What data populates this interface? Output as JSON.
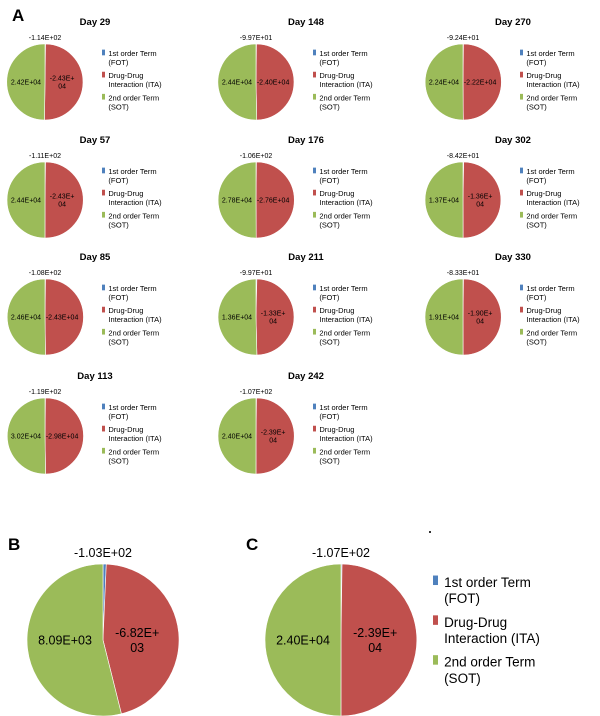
{
  "panel_letters": [
    "A",
    "B",
    "C"
  ],
  "legend": {
    "fot": [
      "1st order Term",
      "(FOT)"
    ],
    "ita": [
      "Drug-Drug",
      "Interaction (ITA)"
    ],
    "sot": [
      "2nd order Term",
      "(SOT)"
    ]
  },
  "colors": {
    "fot": "#4f81bd",
    "ita": "#c0504d",
    "sot": "#9bbb59"
  },
  "chart_data": [
    {
      "type": "pie",
      "panel": "A",
      "title": "Day 29",
      "series": [
        {
          "name": "1st order Term (FOT)",
          "value": -114,
          "label": [
            "-1.14E+02"
          ]
        },
        {
          "name": "Drug-Drug Interaction (ITA)",
          "value": -24300,
          "label": [
            "-2.43E+",
            "04"
          ]
        },
        {
          "name": "2nd order Term (SOT)",
          "value": 24200,
          "label": [
            "2.42E+04"
          ]
        }
      ]
    },
    {
      "type": "pie",
      "panel": "A",
      "title": "Day 148",
      "series": [
        {
          "name": "1st order Term (FOT)",
          "value": -99.7,
          "label": [
            "-9.97E+01"
          ]
        },
        {
          "name": "Drug-Drug Interaction (ITA)",
          "value": -24000,
          "label": [
            "-2.40E+04"
          ]
        },
        {
          "name": "2nd order Term (SOT)",
          "value": 24400,
          "label": [
            "2.44E+04"
          ]
        }
      ]
    },
    {
      "type": "pie",
      "panel": "A",
      "title": "Day 270",
      "series": [
        {
          "name": "1st order Term (FOT)",
          "value": -92.4,
          "label": [
            "-9.24E+01"
          ]
        },
        {
          "name": "Drug-Drug Interaction (ITA)",
          "value": -22200,
          "label": [
            "-2.22E+04"
          ]
        },
        {
          "name": "2nd order Term (SOT)",
          "value": 22400,
          "label": [
            "2.24E+04"
          ]
        }
      ]
    },
    {
      "type": "pie",
      "panel": "A",
      "title": "Day 57",
      "series": [
        {
          "name": "1st order Term (FOT)",
          "value": -111,
          "label": [
            "-1.11E+02"
          ]
        },
        {
          "name": "Drug-Drug Interaction (ITA)",
          "value": -24300,
          "label": [
            "-2.43E+",
            "04"
          ]
        },
        {
          "name": "2nd order Term (SOT)",
          "value": 24400,
          "label": [
            "2.44E+04"
          ]
        }
      ]
    },
    {
      "type": "pie",
      "panel": "A",
      "title": "Day 176",
      "series": [
        {
          "name": "1st order Term (FOT)",
          "value": -106,
          "label": [
            "-1.06E+02"
          ]
        },
        {
          "name": "Drug-Drug Interaction (ITA)",
          "value": -27600,
          "label": [
            "-2.76E+04"
          ]
        },
        {
          "name": "2nd order Term (SOT)",
          "value": 27800,
          "label": [
            "2.78E+04"
          ]
        }
      ]
    },
    {
      "type": "pie",
      "panel": "A",
      "title": "Day 302",
      "series": [
        {
          "name": "1st order Term (FOT)",
          "value": -84.2,
          "label": [
            "-8.42E+01"
          ]
        },
        {
          "name": "Drug-Drug Interaction (ITA)",
          "value": -13600,
          "label": [
            "-1.36E+",
            "04"
          ]
        },
        {
          "name": "2nd order Term (SOT)",
          "value": 13700,
          "label": [
            "1.37E+04"
          ]
        }
      ]
    },
    {
      "type": "pie",
      "panel": "A",
      "title": "Day 85",
      "series": [
        {
          "name": "1st order Term (FOT)",
          "value": -108,
          "label": [
            "-1.08E+02"
          ]
        },
        {
          "name": "Drug-Drug Interaction (ITA)",
          "value": -24300,
          "label": [
            "-2.43E+04"
          ]
        },
        {
          "name": "2nd order Term (SOT)",
          "value": 24600,
          "label": [
            "2.46E+04"
          ]
        }
      ]
    },
    {
      "type": "pie",
      "panel": "A",
      "title": "Day 211",
      "series": [
        {
          "name": "1st order Term (FOT)",
          "value": -99.7,
          "label": [
            "-9.97E+01"
          ]
        },
        {
          "name": "Drug-Drug Interaction (ITA)",
          "value": -13300,
          "label": [
            "-1.33E+",
            "04"
          ]
        },
        {
          "name": "2nd order Term (SOT)",
          "value": 13600,
          "label": [
            "1.36E+04"
          ]
        }
      ]
    },
    {
      "type": "pie",
      "panel": "A",
      "title": "Day 330",
      "series": [
        {
          "name": "1st order Term (FOT)",
          "value": -83.3,
          "label": [
            "-8.33E+01"
          ]
        },
        {
          "name": "Drug-Drug Interaction (ITA)",
          "value": -19000,
          "label": [
            "-1.90E+",
            "04"
          ]
        },
        {
          "name": "2nd order Term (SOT)",
          "value": 19100,
          "label": [
            "1.91E+04"
          ]
        }
      ]
    },
    {
      "type": "pie",
      "panel": "A",
      "title": "Day 113",
      "series": [
        {
          "name": "1st order Term (FOT)",
          "value": -119,
          "label": [
            "-1.19E+02"
          ]
        },
        {
          "name": "Drug-Drug Interaction (ITA)",
          "value": -29800,
          "label": [
            "-2.98E+04"
          ]
        },
        {
          "name": "2nd order Term (SOT)",
          "value": 30200,
          "label": [
            "3.02E+04"
          ]
        }
      ]
    },
    {
      "type": "pie",
      "panel": "A",
      "title": "Day 242",
      "series": [
        {
          "name": "1st order Term (FOT)",
          "value": -107,
          "label": [
            "-1.07E+02"
          ]
        },
        {
          "name": "Drug-Drug Interaction (ITA)",
          "value": -23900,
          "label": [
            "-2.39E+",
            "04"
          ]
        },
        {
          "name": "2nd order Term (SOT)",
          "value": 24000,
          "label": [
            "2.40E+04"
          ]
        }
      ]
    },
    {
      "type": "pie",
      "panel": "B",
      "title": "",
      "series": [
        {
          "name": "1st order Term (FOT)",
          "value": -103,
          "label": [
            "-1.03E+02"
          ]
        },
        {
          "name": "Drug-Drug Interaction (ITA)",
          "value": -6820,
          "label": [
            "-6.82E+",
            "03"
          ]
        },
        {
          "name": "2nd order Term (SOT)",
          "value": 8090,
          "label": [
            "8.09E+03"
          ]
        }
      ]
    },
    {
      "type": "pie",
      "panel": "C",
      "title": "",
      "series": [
        {
          "name": "1st order Term (FOT)",
          "value": -107,
          "label": [
            "-1.07E+02"
          ]
        },
        {
          "name": "Drug-Drug Interaction (ITA)",
          "value": -23900,
          "label": [
            "-2.39E+",
            "04"
          ]
        },
        {
          "name": "2nd order Term (SOT)",
          "value": 24000,
          "label": [
            "2.40E+04"
          ]
        }
      ]
    }
  ]
}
******************************
→ Requirements:
Leave out every picture and copy the rest of the records exactly.

→ The output:
What data populates this interface? Output as JSON.
{
  "panel_letters": [
    "A",
    "B",
    "C"
  ],
  "legend": {
    "fot": [
      "1st order Term",
      "(FOT)"
    ],
    "ita": [
      "Drug-Drug",
      "Interaction (ITA)"
    ],
    "sot": [
      "2nd order Term",
      "(SOT)"
    ]
  },
  "colors": {
    "fot": "#4f81bd",
    "ita": "#c0504d",
    "sot": "#9bbb59"
  },
  "chart_data": [
    {
      "type": "pie",
      "panel": "A",
      "title": "Day 29",
      "series": [
        {
          "name": "1st order Term (FOT)",
          "value": -114,
          "label": [
            "-1.14E+02"
          ]
        },
        {
          "name": "Drug-Drug Interaction (ITA)",
          "value": -24300,
          "label": [
            "-2.43E+",
            "04"
          ]
        },
        {
          "name": "2nd order Term (SOT)",
          "value": 24200,
          "label": [
            "2.42E+04"
          ]
        }
      ]
    },
    {
      "type": "pie",
      "panel": "A",
      "title": "Day 148",
      "series": [
        {
          "name": "1st order Term (FOT)",
          "value": -99.7,
          "label": [
            "-9.97E+01"
          ]
        },
        {
          "name": "Drug-Drug Interaction (ITA)",
          "value": -24000,
          "label": [
            "-2.40E+04"
          ]
        },
        {
          "name": "2nd order Term (SOT)",
          "value": 24400,
          "label": [
            "2.44E+04"
          ]
        }
      ]
    },
    {
      "type": "pie",
      "panel": "A",
      "title": "Day 270",
      "series": [
        {
          "name": "1st order Term (FOT)",
          "value": -92.4,
          "label": [
            "-9.24E+01"
          ]
        },
        {
          "name": "Drug-Drug Interaction (ITA)",
          "value": -22200,
          "label": [
            "-2.22E+04"
          ]
        },
        {
          "name": "2nd order Term (SOT)",
          "value": 22400,
          "label": [
            "2.24E+04"
          ]
        }
      ]
    },
    {
      "type": "pie",
      "panel": "A",
      "title": "Day 57",
      "series": [
        {
          "name": "1st order Term (FOT)",
          "value": -111,
          "label": [
            "-1.11E+02"
          ]
        },
        {
          "name": "Drug-Drug Interaction (ITA)",
          "value": -24300,
          "label": [
            "-2.43E+",
            "04"
          ]
        },
        {
          "name": "2nd order Term (SOT)",
          "value": 24400,
          "label": [
            "2.44E+04"
          ]
        }
      ]
    },
    {
      "type": "pie",
      "panel": "A",
      "title": "Day 176",
      "series": [
        {
          "name": "1st order Term (FOT)",
          "value": -106,
          "label": [
            "-1.06E+02"
          ]
        },
        {
          "name": "Drug-Drug Interaction (ITA)",
          "value": -27600,
          "label": [
            "-2.76E+04"
          ]
        },
        {
          "name": "2nd order Term (SOT)",
          "value": 27800,
          "label": [
            "2.78E+04"
          ]
        }
      ]
    },
    {
      "type": "pie",
      "panel": "A",
      "title": "Day 302",
      "series": [
        {
          "name": "1st order Term (FOT)",
          "value": -84.2,
          "label": [
            "-8.42E+01"
          ]
        },
        {
          "name": "Drug-Drug Interaction (ITA)",
          "value": -13600,
          "label": [
            "-1.36E+",
            "04"
          ]
        },
        {
          "name": "2nd order Term (SOT)",
          "value": 13700,
          "label": [
            "1.37E+04"
          ]
        }
      ]
    },
    {
      "type": "pie",
      "panel": "A",
      "title": "Day 85",
      "series": [
        {
          "name": "1st order Term (FOT)",
          "value": -108,
          "label": [
            "-1.08E+02"
          ]
        },
        {
          "name": "Drug-Drug Interaction (ITA)",
          "value": -24300,
          "label": [
            "-2.43E+04"
          ]
        },
        {
          "name": "2nd order Term (SOT)",
          "value": 24600,
          "label": [
            "2.46E+04"
          ]
        }
      ]
    },
    {
      "type": "pie",
      "panel": "A",
      "title": "Day 211",
      "series": [
        {
          "name": "1st order Term (FOT)",
          "value": -99.7,
          "label": [
            "-9.97E+01"
          ]
        },
        {
          "name": "Drug-Drug Interaction (ITA)",
          "value": -13300,
          "label": [
            "-1.33E+",
            "04"
          ]
        },
        {
          "name": "2nd order Term (SOT)",
          "value": 13600,
          "label": [
            "1.36E+04"
          ]
        }
      ]
    },
    {
      "type": "pie",
      "panel": "A",
      "title": "Day 330",
      "series": [
        {
          "name": "1st order Term (FOT)",
          "value": -83.3,
          "label": [
            "-8.33E+01"
          ]
        },
        {
          "name": "Drug-Drug Interaction (ITA)",
          "value": -19000,
          "label": [
            "-1.90E+",
            "04"
          ]
        },
        {
          "name": "2nd order Term (SOT)",
          "value": 19100,
          "label": [
            "1.91E+04"
          ]
        }
      ]
    },
    {
      "type": "pie",
      "panel": "A",
      "title": "Day 113",
      "series": [
        {
          "name": "1st order Term (FOT)",
          "value": -119,
          "label": [
            "-1.19E+02"
          ]
        },
        {
          "name": "Drug-Drug Interaction (ITA)",
          "value": -29800,
          "label": [
            "-2.98E+04"
          ]
        },
        {
          "name": "2nd order Term (SOT)",
          "value": 30200,
          "label": [
            "3.02E+04"
          ]
        }
      ]
    },
    {
      "type": "pie",
      "panel": "A",
      "title": "Day 242",
      "series": [
        {
          "name": "1st order Term (FOT)",
          "value": -107,
          "label": [
            "-1.07E+02"
          ]
        },
        {
          "name": "Drug-Drug Interaction (ITA)",
          "value": -23900,
          "label": [
            "-2.39E+",
            "04"
          ]
        },
        {
          "name": "2nd order Term (SOT)",
          "value": 24000,
          "label": [
            "2.40E+04"
          ]
        }
      ]
    },
    {
      "type": "pie",
      "panel": "B",
      "title": "",
      "series": [
        {
          "name": "1st order Term (FOT)",
          "value": -103,
          "label": [
            "-1.03E+02"
          ]
        },
        {
          "name": "Drug-Drug Interaction (ITA)",
          "value": -6820,
          "label": [
            "-6.82E+",
            "03"
          ]
        },
        {
          "name": "2nd order Term (SOT)",
          "value": 8090,
          "label": [
            "8.09E+03"
          ]
        }
      ]
    },
    {
      "type": "pie",
      "panel": "C",
      "title": "",
      "series": [
        {
          "name": "1st order Term (FOT)",
          "value": -107,
          "label": [
            "-1.07E+02"
          ]
        },
        {
          "name": "Drug-Drug Interaction (ITA)",
          "value": -23900,
          "label": [
            "-2.39E+",
            "04"
          ]
        },
        {
          "name": "2nd order Term (SOT)",
          "value": 24000,
          "label": [
            "2.40E+04"
          ]
        }
      ]
    }
  ]
}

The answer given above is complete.